• **EXTRACTED INFORMATION**:
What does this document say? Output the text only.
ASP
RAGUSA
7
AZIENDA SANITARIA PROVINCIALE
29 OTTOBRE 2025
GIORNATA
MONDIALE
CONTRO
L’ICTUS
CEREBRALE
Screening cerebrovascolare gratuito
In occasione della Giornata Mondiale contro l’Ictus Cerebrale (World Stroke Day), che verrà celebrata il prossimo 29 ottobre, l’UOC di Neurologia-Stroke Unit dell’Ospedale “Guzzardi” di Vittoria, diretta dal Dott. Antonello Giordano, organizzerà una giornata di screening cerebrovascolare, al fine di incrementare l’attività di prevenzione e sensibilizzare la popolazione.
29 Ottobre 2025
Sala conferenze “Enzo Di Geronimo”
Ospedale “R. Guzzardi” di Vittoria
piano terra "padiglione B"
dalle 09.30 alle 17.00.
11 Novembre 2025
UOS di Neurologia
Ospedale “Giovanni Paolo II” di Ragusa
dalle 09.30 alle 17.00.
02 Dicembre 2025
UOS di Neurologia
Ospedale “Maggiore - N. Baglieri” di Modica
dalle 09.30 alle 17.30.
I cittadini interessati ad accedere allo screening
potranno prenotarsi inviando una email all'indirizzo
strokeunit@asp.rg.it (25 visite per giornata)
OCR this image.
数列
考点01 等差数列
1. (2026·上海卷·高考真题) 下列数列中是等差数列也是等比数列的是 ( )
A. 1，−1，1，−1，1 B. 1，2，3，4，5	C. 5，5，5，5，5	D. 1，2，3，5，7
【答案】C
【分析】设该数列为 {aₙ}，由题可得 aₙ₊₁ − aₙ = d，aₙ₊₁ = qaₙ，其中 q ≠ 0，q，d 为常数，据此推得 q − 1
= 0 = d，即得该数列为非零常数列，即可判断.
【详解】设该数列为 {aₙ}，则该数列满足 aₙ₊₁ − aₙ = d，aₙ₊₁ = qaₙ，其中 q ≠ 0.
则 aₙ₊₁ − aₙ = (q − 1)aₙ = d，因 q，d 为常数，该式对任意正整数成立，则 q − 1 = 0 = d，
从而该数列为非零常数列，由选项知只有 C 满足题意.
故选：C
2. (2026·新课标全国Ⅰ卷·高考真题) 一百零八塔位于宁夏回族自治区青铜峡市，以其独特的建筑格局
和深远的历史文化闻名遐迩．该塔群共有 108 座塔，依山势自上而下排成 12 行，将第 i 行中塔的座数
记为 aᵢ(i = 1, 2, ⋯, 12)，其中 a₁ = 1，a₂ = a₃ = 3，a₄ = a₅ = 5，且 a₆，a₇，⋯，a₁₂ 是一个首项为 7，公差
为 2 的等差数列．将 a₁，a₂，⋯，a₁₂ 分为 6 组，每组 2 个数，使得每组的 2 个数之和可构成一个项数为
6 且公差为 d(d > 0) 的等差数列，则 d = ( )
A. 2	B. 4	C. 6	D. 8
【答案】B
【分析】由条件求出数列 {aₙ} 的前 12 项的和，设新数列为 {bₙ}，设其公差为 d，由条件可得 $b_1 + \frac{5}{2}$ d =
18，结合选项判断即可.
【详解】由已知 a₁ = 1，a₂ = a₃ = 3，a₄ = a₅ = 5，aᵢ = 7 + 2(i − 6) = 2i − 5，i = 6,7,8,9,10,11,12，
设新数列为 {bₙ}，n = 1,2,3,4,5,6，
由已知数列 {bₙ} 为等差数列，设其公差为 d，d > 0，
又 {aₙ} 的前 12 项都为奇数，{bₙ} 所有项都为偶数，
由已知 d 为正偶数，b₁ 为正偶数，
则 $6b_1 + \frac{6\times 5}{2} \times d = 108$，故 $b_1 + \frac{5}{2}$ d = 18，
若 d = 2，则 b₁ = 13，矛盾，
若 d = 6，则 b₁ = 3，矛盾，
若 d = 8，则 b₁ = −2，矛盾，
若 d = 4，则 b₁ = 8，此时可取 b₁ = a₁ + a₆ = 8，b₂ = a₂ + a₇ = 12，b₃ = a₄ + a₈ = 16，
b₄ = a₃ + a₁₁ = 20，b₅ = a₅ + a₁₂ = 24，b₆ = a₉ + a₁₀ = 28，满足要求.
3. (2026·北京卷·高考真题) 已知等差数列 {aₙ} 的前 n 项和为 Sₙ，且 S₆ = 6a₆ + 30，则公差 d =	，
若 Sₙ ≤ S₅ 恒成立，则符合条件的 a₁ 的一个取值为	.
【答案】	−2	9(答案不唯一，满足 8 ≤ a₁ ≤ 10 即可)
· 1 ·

• **TASK PROMPT**: Extract every line from the records above that contains the word "的等差数列".

• **TASK SOLUTION**:
为 2 的等差数列．将 a₁，a₂，⋯，a₁₂ 分为 6 组，每组 2 个数，使得每组的 2 个数之和可构成一个项数为
6 且公差为 d(d > 0) 的等差数列，则 d = ( )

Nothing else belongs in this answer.